Data records
»»
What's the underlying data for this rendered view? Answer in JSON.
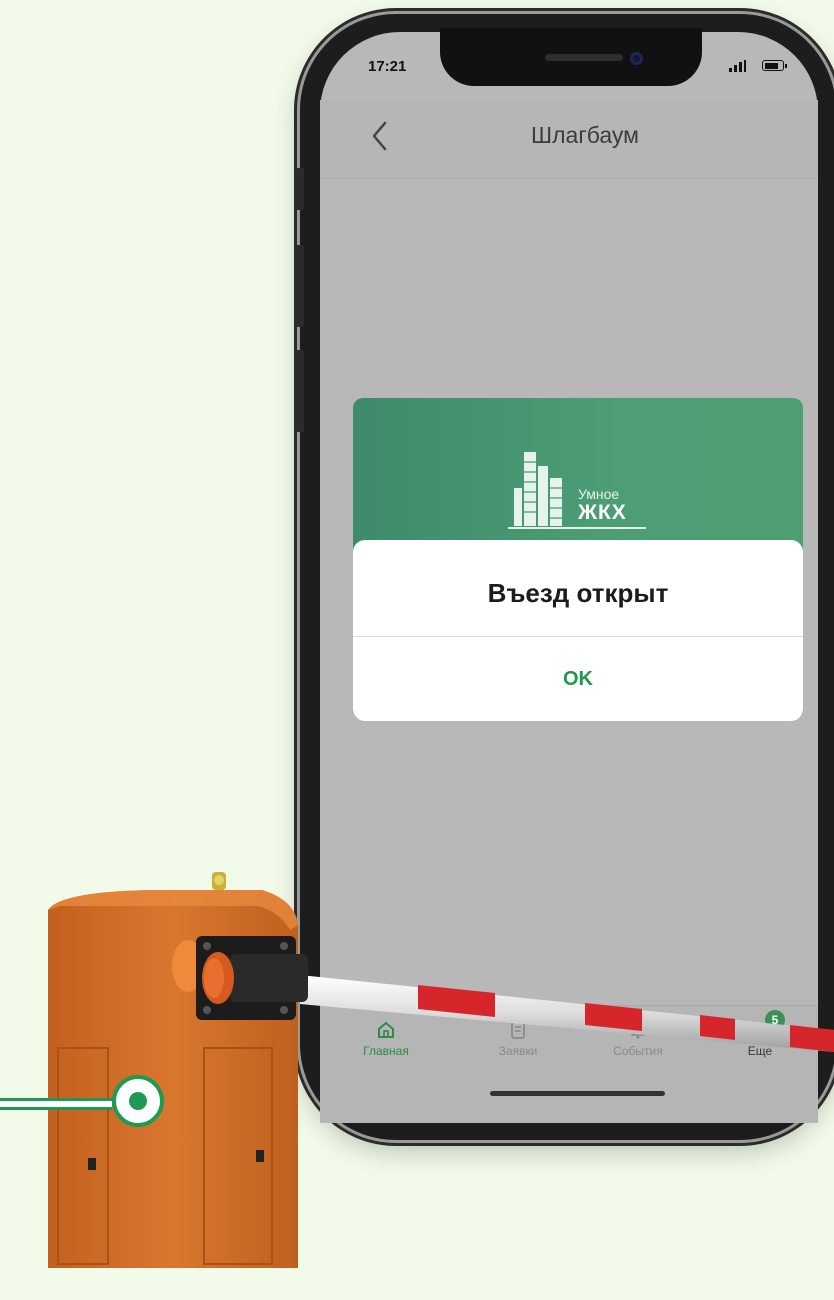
{
  "status_bar": {
    "time": "17:21"
  },
  "header": {
    "title": "Шлагбаум"
  },
  "banner": {
    "logo_line1": "Умное",
    "logo_line2": "ЖКХ"
  },
  "dialog": {
    "message": "Въезд открыт",
    "ok_label": "OK"
  },
  "tab_bar": {
    "tabs": [
      {
        "label": "Главная",
        "icon": "home-icon",
        "active": true
      },
      {
        "label": "Заявки",
        "icon": "requests-icon",
        "active": false
      },
      {
        "label": "События",
        "icon": "bell-icon",
        "active": false
      },
      {
        "label": "Еще",
        "icon": "more-icon",
        "active": false
      }
    ],
    "badge": "5"
  },
  "colors": {
    "accent": "#1f9a4a",
    "banner": "#4d9e75",
    "barrier": "#d4722b",
    "background": "#f2fbe9"
  }
}
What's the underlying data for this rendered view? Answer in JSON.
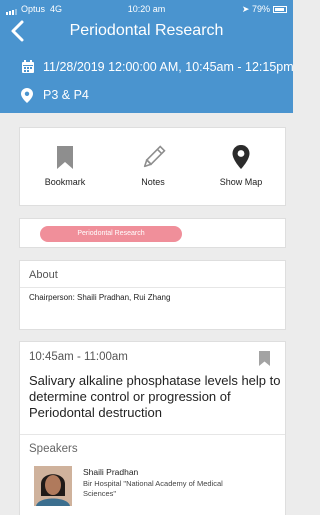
{
  "status_bar": {
    "carrier": "Optus",
    "network": "4G",
    "time": "10:20 am",
    "battery": "79%"
  },
  "header": {
    "title": "Periodontal Research",
    "datetime": "11/28/2019 12:00:00 AM, 10:45am - 12:15pm",
    "location": "P3 & P4",
    "background": "#4a94cf"
  },
  "actions": {
    "bookmark": "Bookmark",
    "notes": "Notes",
    "show_map": "Show Map"
  },
  "track_tag": {
    "label": "Periodontal Research",
    "color": "#f08f9a"
  },
  "about": {
    "heading": "About",
    "chairperson": "Chairperson:  Shaili  Pradhan, Rui  Zhang"
  },
  "session": {
    "time": "10:45am - 11:00am",
    "title": "Salivary alkaline phosphatase levels help to determine control or progression of Periodontal destruction",
    "speakers_heading": "Speakers",
    "speaker_name": "Shaili Pradhan",
    "speaker_org": "Bir Hospital \"National Academy of Medical Sciences\""
  }
}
««
Check each line in the listing above for the string "title", then report how many lines contain it, with no other text.

# Solved problem
3